Task to complete |
Find the lines that contain the word "Transportation" and copy each one.
═══ The data ═══
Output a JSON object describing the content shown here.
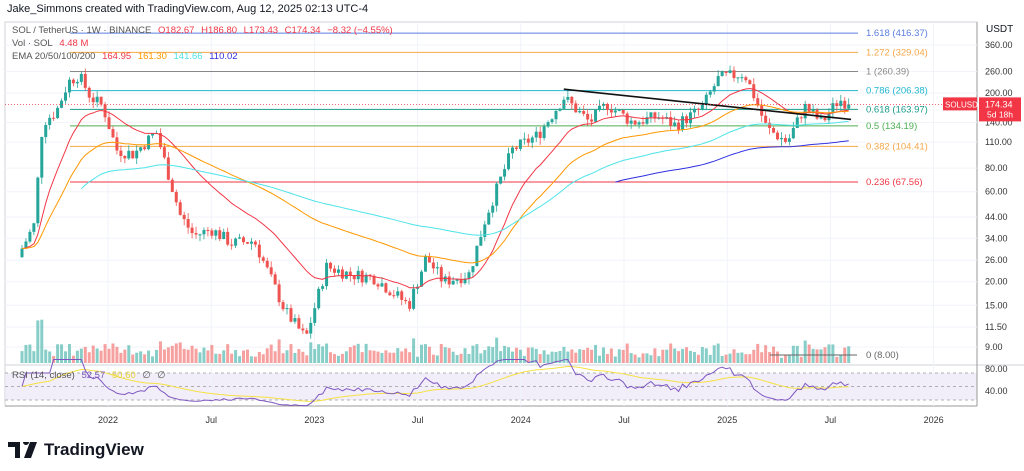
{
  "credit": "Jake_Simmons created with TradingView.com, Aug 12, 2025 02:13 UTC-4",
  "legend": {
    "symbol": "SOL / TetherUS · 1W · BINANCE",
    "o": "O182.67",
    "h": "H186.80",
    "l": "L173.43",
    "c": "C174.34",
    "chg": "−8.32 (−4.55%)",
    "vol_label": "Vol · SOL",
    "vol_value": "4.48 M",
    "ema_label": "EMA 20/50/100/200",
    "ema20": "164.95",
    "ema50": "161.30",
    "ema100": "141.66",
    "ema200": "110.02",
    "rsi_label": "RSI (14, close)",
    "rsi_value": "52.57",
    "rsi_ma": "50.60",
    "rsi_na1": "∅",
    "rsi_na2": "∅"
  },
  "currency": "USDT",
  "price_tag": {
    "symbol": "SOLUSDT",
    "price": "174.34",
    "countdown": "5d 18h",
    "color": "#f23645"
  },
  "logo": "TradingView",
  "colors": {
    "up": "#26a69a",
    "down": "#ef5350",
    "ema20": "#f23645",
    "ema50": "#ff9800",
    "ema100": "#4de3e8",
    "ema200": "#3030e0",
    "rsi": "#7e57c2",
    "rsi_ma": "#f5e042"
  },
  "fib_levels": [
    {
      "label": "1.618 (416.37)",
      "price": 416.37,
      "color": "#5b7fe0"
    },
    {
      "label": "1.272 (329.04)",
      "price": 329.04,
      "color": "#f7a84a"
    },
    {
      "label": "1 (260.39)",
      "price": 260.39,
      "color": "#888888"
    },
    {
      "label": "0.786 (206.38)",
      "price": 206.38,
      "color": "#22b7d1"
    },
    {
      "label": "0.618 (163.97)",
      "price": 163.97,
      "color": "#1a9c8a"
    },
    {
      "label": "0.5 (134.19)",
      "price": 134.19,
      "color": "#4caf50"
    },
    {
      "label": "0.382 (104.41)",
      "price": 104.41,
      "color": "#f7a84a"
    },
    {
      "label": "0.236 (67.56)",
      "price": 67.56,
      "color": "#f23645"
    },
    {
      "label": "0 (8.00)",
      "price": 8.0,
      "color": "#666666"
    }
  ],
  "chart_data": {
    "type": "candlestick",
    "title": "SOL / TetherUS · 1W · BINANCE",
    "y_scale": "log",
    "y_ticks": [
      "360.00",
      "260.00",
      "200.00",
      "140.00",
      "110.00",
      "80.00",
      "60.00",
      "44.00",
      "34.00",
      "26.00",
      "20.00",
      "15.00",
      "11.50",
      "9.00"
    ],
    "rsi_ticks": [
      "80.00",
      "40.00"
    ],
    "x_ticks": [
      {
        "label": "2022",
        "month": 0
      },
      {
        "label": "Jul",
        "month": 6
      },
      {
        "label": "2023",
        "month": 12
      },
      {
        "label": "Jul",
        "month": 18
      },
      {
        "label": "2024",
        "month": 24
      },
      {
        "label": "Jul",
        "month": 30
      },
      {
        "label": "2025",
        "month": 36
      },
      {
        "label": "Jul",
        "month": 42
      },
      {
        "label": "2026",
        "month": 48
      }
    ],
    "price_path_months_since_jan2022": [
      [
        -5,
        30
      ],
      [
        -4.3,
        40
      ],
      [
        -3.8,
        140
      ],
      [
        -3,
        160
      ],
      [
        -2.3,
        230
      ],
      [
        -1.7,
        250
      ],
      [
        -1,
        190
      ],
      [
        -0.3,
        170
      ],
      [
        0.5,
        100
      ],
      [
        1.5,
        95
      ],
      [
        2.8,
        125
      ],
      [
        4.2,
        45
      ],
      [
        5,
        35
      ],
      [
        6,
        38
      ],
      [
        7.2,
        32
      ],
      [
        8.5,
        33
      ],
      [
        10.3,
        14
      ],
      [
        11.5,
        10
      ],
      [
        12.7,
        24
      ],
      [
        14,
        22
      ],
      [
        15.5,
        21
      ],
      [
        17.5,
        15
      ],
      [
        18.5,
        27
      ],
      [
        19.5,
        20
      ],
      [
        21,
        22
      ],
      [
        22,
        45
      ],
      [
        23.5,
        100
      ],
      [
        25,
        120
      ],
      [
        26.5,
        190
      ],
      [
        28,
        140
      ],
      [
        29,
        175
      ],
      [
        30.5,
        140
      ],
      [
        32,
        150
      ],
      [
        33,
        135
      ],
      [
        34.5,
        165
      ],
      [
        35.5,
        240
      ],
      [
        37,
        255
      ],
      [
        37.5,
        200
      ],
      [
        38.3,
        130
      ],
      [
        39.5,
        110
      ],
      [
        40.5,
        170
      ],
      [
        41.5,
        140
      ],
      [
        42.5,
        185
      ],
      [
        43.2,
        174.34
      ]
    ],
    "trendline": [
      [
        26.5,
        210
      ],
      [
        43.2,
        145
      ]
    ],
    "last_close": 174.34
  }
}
═══
═══ The data ═══
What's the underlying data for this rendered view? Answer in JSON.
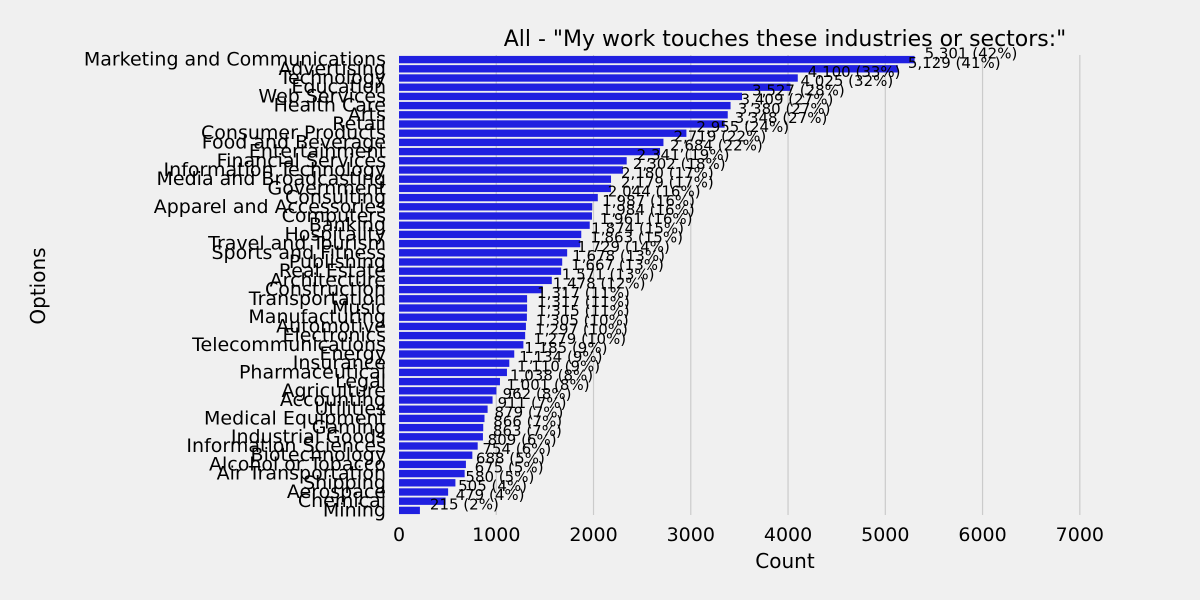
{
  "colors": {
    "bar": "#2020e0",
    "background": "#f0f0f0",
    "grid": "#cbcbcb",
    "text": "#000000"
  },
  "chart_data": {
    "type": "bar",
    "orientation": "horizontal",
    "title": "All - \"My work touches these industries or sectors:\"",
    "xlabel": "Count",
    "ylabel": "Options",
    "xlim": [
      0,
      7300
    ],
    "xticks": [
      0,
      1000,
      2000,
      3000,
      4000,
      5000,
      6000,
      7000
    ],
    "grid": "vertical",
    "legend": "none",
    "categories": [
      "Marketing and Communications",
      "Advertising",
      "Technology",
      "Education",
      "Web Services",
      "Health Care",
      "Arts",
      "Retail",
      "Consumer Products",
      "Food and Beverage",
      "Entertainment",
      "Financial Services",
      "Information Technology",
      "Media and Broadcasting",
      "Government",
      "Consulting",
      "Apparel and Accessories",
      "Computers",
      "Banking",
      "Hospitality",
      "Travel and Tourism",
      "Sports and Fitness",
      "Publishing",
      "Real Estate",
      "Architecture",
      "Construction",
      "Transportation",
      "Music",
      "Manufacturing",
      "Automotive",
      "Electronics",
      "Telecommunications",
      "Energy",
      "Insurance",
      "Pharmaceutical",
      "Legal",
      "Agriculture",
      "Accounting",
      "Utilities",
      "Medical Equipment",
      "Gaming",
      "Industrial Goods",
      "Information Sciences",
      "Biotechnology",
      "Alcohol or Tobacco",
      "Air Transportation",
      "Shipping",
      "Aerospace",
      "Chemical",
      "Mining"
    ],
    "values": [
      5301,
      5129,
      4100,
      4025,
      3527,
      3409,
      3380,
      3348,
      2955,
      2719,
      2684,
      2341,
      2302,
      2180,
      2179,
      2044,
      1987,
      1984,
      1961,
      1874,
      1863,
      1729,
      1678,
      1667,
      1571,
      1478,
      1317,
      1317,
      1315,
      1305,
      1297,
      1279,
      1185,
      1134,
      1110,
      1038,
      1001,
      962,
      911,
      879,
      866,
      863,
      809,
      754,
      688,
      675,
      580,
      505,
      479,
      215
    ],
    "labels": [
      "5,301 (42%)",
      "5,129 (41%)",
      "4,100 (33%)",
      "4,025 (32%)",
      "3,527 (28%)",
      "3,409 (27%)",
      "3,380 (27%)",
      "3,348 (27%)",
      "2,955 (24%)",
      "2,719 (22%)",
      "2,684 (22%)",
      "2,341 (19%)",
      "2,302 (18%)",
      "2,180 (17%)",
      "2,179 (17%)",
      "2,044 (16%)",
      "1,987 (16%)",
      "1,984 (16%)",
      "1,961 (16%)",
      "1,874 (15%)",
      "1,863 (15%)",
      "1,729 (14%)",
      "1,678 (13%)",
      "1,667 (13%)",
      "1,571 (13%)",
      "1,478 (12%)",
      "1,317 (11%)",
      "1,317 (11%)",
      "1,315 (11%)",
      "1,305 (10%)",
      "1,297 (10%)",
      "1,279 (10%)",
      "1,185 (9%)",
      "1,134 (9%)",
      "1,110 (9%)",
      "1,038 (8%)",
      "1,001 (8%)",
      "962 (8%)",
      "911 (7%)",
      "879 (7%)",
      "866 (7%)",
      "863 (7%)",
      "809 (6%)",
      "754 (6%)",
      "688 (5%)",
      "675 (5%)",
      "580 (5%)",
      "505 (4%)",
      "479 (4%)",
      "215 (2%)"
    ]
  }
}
═══
Solution |
      "Transportation",
      "Air Transportation",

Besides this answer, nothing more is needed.